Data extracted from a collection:
════════════════

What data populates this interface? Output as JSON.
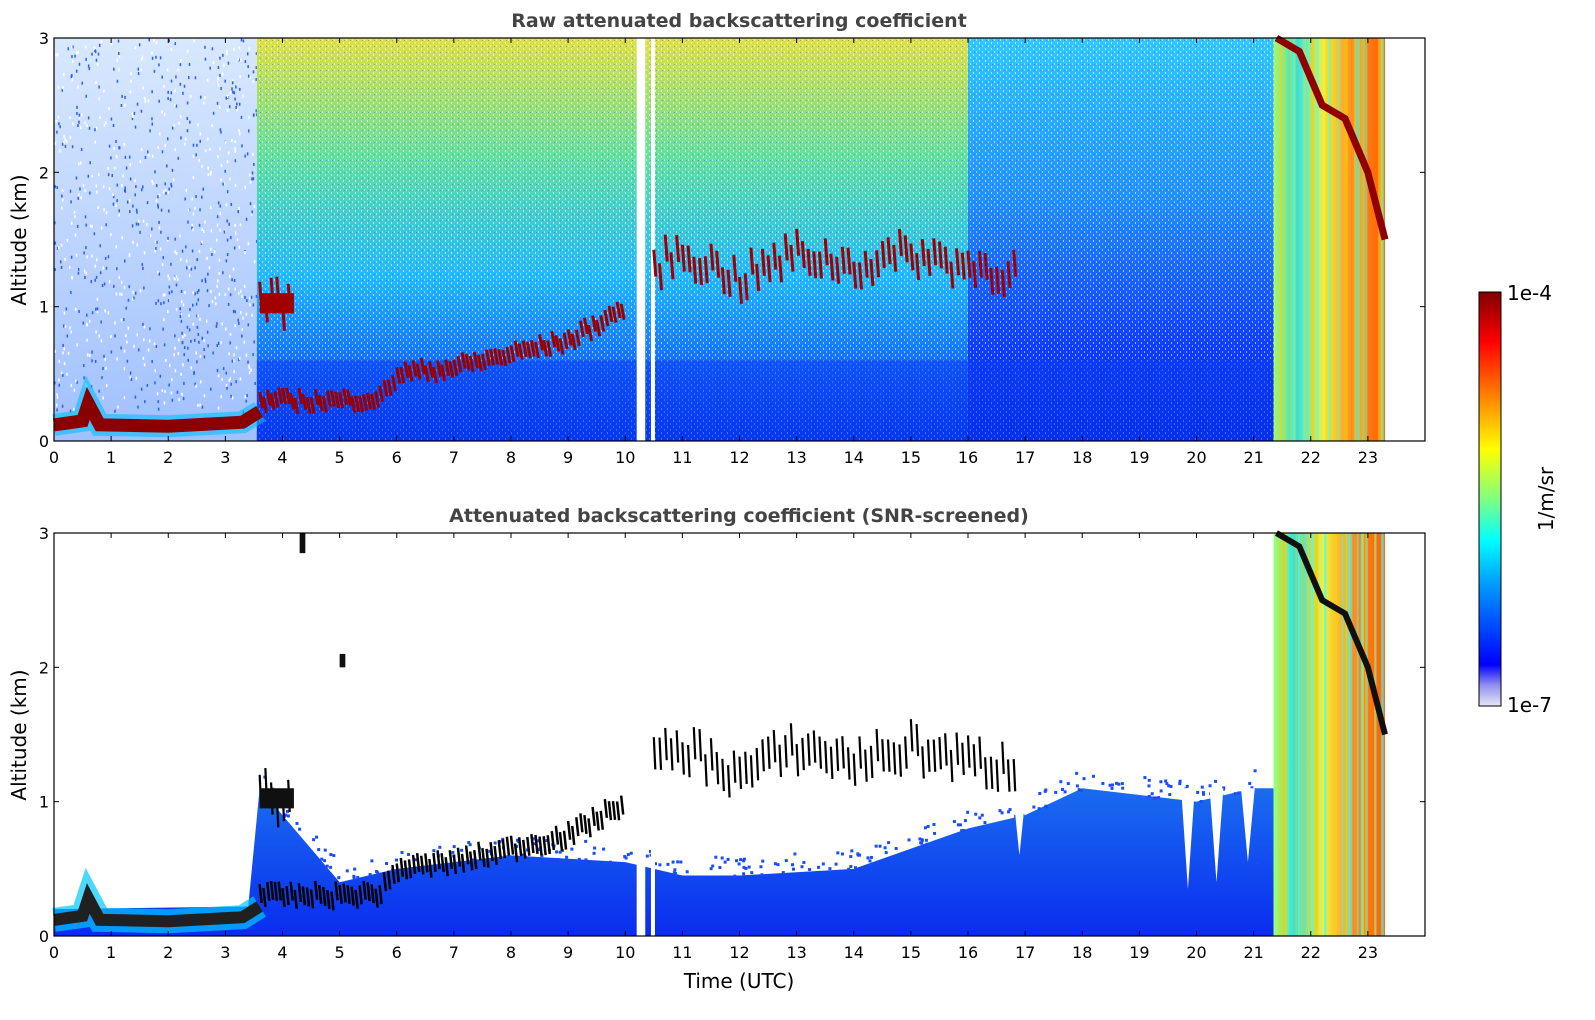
{
  "chart_data": [
    {
      "type": "heatmap",
      "title": "Raw attenuated backscattering coefficient",
      "xlabel": "",
      "ylabel": "Altitude (km)",
      "xlim": [
        0,
        24
      ],
      "ylim": [
        0,
        3
      ],
      "xticks": [
        "0",
        "1",
        "2",
        "3",
        "4",
        "5",
        "6",
        "7",
        "8",
        "9",
        "10",
        "11",
        "12",
        "13",
        "14",
        "15",
        "16",
        "17",
        "18",
        "19",
        "20",
        "21",
        "22",
        "23"
      ],
      "yticks": [
        "0",
        "1",
        "2",
        "3"
      ],
      "data_end_hour": 23.3,
      "gaps_hours": [
        [
          10.2,
          10.35
        ],
        [
          10.45,
          10.52
        ]
      ],
      "features": {
        "boundary_layer": [
          [
            0,
            0.12
          ],
          [
            0.5,
            0.15
          ],
          [
            0.6,
            0.28
          ],
          [
            0.8,
            0.12
          ],
          [
            2,
            0.11
          ],
          [
            3.3,
            0.14
          ],
          [
            3.6,
            0.22
          ]
        ],
        "aerosol_layer": [
          [
            3.6,
            0.3
          ],
          [
            4,
            0.3
          ],
          [
            5,
            0.3
          ],
          [
            5.7,
            0.32
          ],
          [
            6,
            0.5
          ],
          [
            7,
            0.55
          ],
          [
            8,
            0.65
          ],
          [
            9,
            0.75
          ],
          [
            10,
            1.0
          ]
        ],
        "cloud_top": [
          [
            3.6,
            1.05
          ],
          [
            4.2,
            1.0
          ],
          [
            10.5,
            1.3
          ],
          [
            11,
            1.4
          ],
          [
            12,
            1.2
          ],
          [
            13,
            1.4
          ],
          [
            14,
            1.3
          ],
          [
            15,
            1.4
          ],
          [
            16,
            1.3
          ],
          [
            16.9,
            1.25
          ]
        ],
        "descending_cloud": [
          [
            21.4,
            3.0
          ],
          [
            21.8,
            2.9
          ],
          [
            22.2,
            2.5
          ],
          [
            22.6,
            2.4
          ],
          [
            23.0,
            2.0
          ],
          [
            23.3,
            1.5
          ]
        ]
      }
    },
    {
      "type": "heatmap",
      "title": "Attenuated backscattering coefficient (SNR-screened)",
      "xlabel": "Time (UTC)",
      "ylabel": "Altitude (km)",
      "xlim": [
        0,
        24
      ],
      "ylim": [
        0,
        3
      ],
      "xticks": [
        "0",
        "1",
        "2",
        "3",
        "4",
        "5",
        "6",
        "7",
        "8",
        "9",
        "10",
        "11",
        "12",
        "13",
        "14",
        "15",
        "16",
        "17",
        "18",
        "19",
        "20",
        "21",
        "22",
        "23"
      ],
      "yticks": [
        "0",
        "1",
        "2",
        "3"
      ],
      "data_end_hour": 23.3,
      "screened_top_km": [
        [
          0,
          0.2
        ],
        [
          3.4,
          0.22
        ],
        [
          3.6,
          1.1
        ],
        [
          4,
          0.9
        ],
        [
          5,
          0.4
        ],
        [
          6,
          0.5
        ],
        [
          8,
          0.6
        ],
        [
          10,
          0.55
        ],
        [
          11,
          0.45
        ],
        [
          12,
          0.45
        ],
        [
          14,
          0.5
        ],
        [
          16,
          0.8
        ],
        [
          17,
          0.9
        ],
        [
          18,
          1.1
        ],
        [
          20,
          1.0
        ],
        [
          21,
          1.1
        ]
      ]
    }
  ],
  "colorbar": {
    "label": "1/m/sr",
    "max_label": "1e-4",
    "min_label": "1e-7",
    "scale": "log",
    "colormap": "jet",
    "colors": [
      "#e6e6f5",
      "#0000ff",
      "#00a0ff",
      "#00ffff",
      "#80ff80",
      "#ffff00",
      "#ff8000",
      "#ff0000",
      "#800000"
    ]
  }
}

════════════════

THE TASK: Write out each line again precisely as it appears, skipping every picture.

ANSWER FOR THE TASK:
What data populates this interface? Output as JSON.
{
  "chart_data": [
    {
      "type": "heatmap",
      "title": "Raw attenuated backscattering coefficient",
      "xlabel": "",
      "ylabel": "Altitude (km)",
      "xlim": [
        0,
        24
      ],
      "ylim": [
        0,
        3
      ],
      "xticks": [
        "0",
        "1",
        "2",
        "3",
        "4",
        "5",
        "6",
        "7",
        "8",
        "9",
        "10",
        "11",
        "12",
        "13",
        "14",
        "15",
        "16",
        "17",
        "18",
        "19",
        "20",
        "21",
        "22",
        "23"
      ],
      "yticks": [
        "0",
        "1",
        "2",
        "3"
      ],
      "data_end_hour": 23.3,
      "gaps_hours": [
        [
          10.2,
          10.35
        ],
        [
          10.45,
          10.52
        ]
      ],
      "features": {
        "boundary_layer": [
          [
            0,
            0.12
          ],
          [
            0.5,
            0.15
          ],
          [
            0.6,
            0.28
          ],
          [
            0.8,
            0.12
          ],
          [
            2,
            0.11
          ],
          [
            3.3,
            0.14
          ],
          [
            3.6,
            0.22
          ]
        ],
        "aerosol_layer": [
          [
            3.6,
            0.3
          ],
          [
            4,
            0.3
          ],
          [
            5,
            0.3
          ],
          [
            5.7,
            0.32
          ],
          [
            6,
            0.5
          ],
          [
            7,
            0.55
          ],
          [
            8,
            0.65
          ],
          [
            9,
            0.75
          ],
          [
            10,
            1.0
          ]
        ],
        "cloud_top": [
          [
            3.6,
            1.05
          ],
          [
            4.2,
            1.0
          ],
          [
            10.5,
            1.3
          ],
          [
            11,
            1.4
          ],
          [
            12,
            1.2
          ],
          [
            13,
            1.4
          ],
          [
            14,
            1.3
          ],
          [
            15,
            1.4
          ],
          [
            16,
            1.3
          ],
          [
            16.9,
            1.25
          ]
        ],
        "descending_cloud": [
          [
            21.4,
            3.0
          ],
          [
            21.8,
            2.9
          ],
          [
            22.2,
            2.5
          ],
          [
            22.6,
            2.4
          ],
          [
            23.0,
            2.0
          ],
          [
            23.3,
            1.5
          ]
        ]
      }
    },
    {
      "type": "heatmap",
      "title": "Attenuated backscattering coefficient (SNR-screened)",
      "xlabel": "Time (UTC)",
      "ylabel": "Altitude (km)",
      "xlim": [
        0,
        24
      ],
      "ylim": [
        0,
        3
      ],
      "xticks": [
        "0",
        "1",
        "2",
        "3",
        "4",
        "5",
        "6",
        "7",
        "8",
        "9",
        "10",
        "11",
        "12",
        "13",
        "14",
        "15",
        "16",
        "17",
        "18",
        "19",
        "20",
        "21",
        "22",
        "23"
      ],
      "yticks": [
        "0",
        "1",
        "2",
        "3"
      ],
      "data_end_hour": 23.3,
      "screened_top_km": [
        [
          0,
          0.2
        ],
        [
          3.4,
          0.22
        ],
        [
          3.6,
          1.1
        ],
        [
          4,
          0.9
        ],
        [
          5,
          0.4
        ],
        [
          6,
          0.5
        ],
        [
          8,
          0.6
        ],
        [
          10,
          0.55
        ],
        [
          11,
          0.45
        ],
        [
          12,
          0.45
        ],
        [
          14,
          0.5
        ],
        [
          16,
          0.8
        ],
        [
          17,
          0.9
        ],
        [
          18,
          1.1
        ],
        [
          20,
          1.0
        ],
        [
          21,
          1.1
        ]
      ]
    }
  ],
  "colorbar": {
    "label": "1/m/sr",
    "max_label": "1e-4",
    "min_label": "1e-7",
    "scale": "log",
    "colormap": "jet",
    "colors": [
      "#e6e6f5",
      "#0000ff",
      "#00a0ff",
      "#00ffff",
      "#80ff80",
      "#ffff00",
      "#ff8000",
      "#ff0000",
      "#800000"
    ]
  }
}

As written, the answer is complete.